YOUR TASK: Reproduce the records verbatim, from their first line through the line that contains "mini-chart-plot — [0, 0, 260, 148]", including that line.

DATA ROWS:
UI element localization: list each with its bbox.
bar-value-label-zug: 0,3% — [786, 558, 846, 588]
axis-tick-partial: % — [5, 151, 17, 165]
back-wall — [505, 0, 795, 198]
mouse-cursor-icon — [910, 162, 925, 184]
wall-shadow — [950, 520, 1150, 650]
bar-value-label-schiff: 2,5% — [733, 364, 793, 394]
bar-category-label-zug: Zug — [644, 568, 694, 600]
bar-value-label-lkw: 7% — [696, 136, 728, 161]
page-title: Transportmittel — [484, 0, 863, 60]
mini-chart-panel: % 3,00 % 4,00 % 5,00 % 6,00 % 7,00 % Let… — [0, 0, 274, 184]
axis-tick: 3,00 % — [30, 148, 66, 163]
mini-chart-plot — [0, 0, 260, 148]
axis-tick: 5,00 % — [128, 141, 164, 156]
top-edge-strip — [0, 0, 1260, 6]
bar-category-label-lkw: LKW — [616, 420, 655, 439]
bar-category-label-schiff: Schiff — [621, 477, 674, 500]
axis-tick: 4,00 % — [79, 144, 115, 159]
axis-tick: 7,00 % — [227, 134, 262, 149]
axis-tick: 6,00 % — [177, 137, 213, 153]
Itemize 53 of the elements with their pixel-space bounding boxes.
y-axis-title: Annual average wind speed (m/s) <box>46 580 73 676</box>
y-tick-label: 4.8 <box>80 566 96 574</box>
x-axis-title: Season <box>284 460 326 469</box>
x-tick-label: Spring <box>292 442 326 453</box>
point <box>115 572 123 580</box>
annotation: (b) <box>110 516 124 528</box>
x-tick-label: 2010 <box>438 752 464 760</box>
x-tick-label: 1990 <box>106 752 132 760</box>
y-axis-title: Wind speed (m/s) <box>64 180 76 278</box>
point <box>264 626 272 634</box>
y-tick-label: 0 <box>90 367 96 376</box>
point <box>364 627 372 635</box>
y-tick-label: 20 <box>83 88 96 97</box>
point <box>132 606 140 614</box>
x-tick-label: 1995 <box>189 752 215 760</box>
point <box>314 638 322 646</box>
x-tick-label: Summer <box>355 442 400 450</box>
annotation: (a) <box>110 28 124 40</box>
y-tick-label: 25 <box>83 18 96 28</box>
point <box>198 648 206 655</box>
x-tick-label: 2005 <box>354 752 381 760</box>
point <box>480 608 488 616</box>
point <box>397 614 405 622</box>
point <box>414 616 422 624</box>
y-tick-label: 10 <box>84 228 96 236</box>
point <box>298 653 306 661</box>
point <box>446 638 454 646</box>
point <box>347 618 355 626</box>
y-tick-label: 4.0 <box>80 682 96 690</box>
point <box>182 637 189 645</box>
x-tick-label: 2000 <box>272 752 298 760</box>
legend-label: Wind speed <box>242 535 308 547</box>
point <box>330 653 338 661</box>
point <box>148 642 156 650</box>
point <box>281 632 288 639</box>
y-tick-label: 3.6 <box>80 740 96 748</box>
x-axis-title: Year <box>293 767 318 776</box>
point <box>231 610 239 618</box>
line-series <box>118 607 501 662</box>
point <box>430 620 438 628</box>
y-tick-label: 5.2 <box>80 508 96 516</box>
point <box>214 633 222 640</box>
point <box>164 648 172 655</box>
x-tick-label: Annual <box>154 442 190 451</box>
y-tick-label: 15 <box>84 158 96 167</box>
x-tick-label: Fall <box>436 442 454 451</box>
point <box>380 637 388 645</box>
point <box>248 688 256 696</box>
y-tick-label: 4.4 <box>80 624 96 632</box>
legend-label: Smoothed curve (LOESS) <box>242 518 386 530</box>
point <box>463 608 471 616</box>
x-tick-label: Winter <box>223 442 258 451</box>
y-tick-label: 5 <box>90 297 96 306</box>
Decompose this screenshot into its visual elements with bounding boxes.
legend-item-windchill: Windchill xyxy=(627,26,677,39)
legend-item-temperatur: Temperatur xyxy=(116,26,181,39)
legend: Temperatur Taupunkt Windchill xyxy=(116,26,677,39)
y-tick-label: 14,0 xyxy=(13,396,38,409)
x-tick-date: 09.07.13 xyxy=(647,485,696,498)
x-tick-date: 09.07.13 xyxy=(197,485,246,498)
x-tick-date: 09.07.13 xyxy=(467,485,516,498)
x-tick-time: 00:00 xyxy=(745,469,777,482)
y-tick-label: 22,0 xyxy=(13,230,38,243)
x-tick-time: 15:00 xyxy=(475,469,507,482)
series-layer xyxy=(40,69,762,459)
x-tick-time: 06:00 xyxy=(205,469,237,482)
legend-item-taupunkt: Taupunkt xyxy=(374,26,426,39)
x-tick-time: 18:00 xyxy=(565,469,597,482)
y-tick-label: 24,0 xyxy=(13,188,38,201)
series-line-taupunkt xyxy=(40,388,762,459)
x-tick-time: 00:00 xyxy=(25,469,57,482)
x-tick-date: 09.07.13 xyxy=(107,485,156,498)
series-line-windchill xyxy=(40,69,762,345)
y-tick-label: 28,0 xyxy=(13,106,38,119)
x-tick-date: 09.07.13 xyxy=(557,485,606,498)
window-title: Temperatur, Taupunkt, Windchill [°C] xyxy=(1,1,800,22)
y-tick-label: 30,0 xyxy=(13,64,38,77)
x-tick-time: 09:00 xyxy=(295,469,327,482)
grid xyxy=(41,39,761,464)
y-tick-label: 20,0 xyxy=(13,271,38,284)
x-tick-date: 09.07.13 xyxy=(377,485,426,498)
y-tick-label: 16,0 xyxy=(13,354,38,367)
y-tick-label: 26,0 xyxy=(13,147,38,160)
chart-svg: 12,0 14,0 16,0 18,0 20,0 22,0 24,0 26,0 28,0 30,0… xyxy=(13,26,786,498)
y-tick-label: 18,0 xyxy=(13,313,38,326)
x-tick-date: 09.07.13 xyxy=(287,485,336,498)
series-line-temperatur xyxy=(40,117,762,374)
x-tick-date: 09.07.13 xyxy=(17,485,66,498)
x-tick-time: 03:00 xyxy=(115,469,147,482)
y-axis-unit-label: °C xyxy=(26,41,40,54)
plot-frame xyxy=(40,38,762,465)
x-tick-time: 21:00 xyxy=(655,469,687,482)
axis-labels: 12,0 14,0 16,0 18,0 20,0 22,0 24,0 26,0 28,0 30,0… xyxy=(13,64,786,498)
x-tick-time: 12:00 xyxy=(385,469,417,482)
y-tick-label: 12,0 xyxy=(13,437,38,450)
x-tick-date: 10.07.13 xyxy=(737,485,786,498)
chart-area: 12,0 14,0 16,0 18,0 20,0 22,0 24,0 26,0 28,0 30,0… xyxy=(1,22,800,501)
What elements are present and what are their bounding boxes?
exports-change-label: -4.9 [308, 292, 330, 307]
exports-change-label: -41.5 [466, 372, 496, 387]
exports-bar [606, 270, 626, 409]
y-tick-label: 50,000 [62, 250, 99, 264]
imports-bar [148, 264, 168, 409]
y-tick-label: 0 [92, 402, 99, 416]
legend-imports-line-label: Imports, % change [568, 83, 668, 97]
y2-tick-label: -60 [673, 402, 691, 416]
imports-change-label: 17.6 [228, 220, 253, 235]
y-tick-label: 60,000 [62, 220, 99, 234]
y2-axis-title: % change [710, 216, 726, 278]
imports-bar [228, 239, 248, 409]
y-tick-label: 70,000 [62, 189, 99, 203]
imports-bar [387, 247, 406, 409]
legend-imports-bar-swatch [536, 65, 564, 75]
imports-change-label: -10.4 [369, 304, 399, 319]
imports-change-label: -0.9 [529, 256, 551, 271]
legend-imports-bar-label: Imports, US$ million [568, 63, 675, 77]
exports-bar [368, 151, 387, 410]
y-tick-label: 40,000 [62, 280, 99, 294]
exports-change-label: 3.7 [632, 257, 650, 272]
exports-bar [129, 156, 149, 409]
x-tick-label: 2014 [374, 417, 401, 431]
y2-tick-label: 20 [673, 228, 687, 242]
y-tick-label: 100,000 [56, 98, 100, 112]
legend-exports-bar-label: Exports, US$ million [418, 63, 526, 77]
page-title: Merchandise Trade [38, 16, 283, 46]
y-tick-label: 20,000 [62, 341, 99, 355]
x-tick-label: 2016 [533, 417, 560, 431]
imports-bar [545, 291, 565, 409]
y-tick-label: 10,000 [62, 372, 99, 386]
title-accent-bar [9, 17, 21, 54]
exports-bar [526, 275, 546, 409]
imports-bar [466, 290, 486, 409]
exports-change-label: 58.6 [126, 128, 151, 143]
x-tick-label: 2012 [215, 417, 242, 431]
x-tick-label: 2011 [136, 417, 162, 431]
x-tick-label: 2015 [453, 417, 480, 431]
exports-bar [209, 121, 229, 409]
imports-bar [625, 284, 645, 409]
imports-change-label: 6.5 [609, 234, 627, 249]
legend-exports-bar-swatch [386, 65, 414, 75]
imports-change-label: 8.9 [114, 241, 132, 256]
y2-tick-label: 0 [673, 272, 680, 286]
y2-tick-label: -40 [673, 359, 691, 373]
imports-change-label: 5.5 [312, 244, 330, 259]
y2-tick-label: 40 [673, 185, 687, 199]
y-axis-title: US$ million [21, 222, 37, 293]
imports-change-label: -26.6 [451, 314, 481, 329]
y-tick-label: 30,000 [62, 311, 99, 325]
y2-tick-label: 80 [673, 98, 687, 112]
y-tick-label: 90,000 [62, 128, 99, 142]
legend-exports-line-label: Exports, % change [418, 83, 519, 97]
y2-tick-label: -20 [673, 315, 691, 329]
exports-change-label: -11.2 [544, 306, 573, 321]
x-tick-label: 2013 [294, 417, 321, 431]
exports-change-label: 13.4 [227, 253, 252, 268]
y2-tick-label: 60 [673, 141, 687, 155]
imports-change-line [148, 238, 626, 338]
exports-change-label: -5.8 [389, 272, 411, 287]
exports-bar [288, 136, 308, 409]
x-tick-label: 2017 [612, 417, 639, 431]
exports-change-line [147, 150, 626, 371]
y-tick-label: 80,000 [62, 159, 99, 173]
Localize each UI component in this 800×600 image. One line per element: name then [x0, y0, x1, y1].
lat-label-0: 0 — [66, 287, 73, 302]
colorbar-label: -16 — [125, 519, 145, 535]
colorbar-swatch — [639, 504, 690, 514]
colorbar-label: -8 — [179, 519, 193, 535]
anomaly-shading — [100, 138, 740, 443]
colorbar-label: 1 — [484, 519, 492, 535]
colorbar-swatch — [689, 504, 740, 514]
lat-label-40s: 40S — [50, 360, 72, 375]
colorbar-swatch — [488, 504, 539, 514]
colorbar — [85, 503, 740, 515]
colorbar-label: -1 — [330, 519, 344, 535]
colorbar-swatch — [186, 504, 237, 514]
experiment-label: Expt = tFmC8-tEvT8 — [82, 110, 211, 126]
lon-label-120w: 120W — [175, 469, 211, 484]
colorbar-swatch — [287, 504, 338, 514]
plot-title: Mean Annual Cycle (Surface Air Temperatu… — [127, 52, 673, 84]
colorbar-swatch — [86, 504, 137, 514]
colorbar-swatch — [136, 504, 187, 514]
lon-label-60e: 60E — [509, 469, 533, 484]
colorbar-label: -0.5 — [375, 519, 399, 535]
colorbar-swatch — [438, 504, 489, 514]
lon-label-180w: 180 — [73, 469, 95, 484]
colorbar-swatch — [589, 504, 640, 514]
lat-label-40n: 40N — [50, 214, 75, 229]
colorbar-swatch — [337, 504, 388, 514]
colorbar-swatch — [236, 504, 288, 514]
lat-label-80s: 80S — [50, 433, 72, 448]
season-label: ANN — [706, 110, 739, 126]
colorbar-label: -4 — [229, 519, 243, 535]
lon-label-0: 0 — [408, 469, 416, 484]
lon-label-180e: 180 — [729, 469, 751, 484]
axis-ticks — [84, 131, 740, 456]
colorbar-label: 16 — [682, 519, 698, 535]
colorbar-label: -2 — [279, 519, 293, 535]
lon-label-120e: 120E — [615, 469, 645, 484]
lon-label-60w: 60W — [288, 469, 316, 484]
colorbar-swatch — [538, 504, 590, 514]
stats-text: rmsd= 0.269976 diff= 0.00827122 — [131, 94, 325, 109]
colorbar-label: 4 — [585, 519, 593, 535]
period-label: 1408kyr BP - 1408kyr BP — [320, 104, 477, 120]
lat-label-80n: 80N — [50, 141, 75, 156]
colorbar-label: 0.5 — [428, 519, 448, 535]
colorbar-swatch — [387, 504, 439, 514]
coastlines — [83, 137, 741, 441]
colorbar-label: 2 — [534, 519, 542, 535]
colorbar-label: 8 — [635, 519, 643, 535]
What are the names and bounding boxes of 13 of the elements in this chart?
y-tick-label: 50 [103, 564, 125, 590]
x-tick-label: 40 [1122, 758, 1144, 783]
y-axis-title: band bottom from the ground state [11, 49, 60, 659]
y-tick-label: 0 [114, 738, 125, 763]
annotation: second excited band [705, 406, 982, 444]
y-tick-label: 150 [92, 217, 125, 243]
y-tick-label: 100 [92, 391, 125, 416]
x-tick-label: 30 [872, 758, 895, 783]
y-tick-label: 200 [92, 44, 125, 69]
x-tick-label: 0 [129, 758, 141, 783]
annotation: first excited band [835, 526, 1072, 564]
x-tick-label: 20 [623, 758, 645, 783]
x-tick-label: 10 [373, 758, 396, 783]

REPLY TO THE EXERCISE:
UI element localization: list each with its bbox.
bar-value-label-zug: 0,3% — [786, 558, 846, 588]
axis-tick-partial: % — [5, 151, 17, 165]
back-wall — [505, 0, 795, 198]
mouse-cursor-icon — [910, 162, 925, 184]
wall-shadow — [950, 520, 1150, 650]
bar-value-label-schiff: 2,5% — [733, 364, 793, 394]
bar-category-label-zug: Zug — [644, 568, 694, 600]
bar-value-label-lkw: 7% — [696, 136, 728, 161]
page-title: Transportmittel — [484, 0, 863, 60]
mini-chart-panel: % 3,00 % 4,00 % 5,00 % 6,00 % 7,00 % Let… — [0, 0, 274, 184]
axis-tick: 3,00 % — [30, 148, 66, 163]
mini-chart-plot — [0, 0, 260, 148]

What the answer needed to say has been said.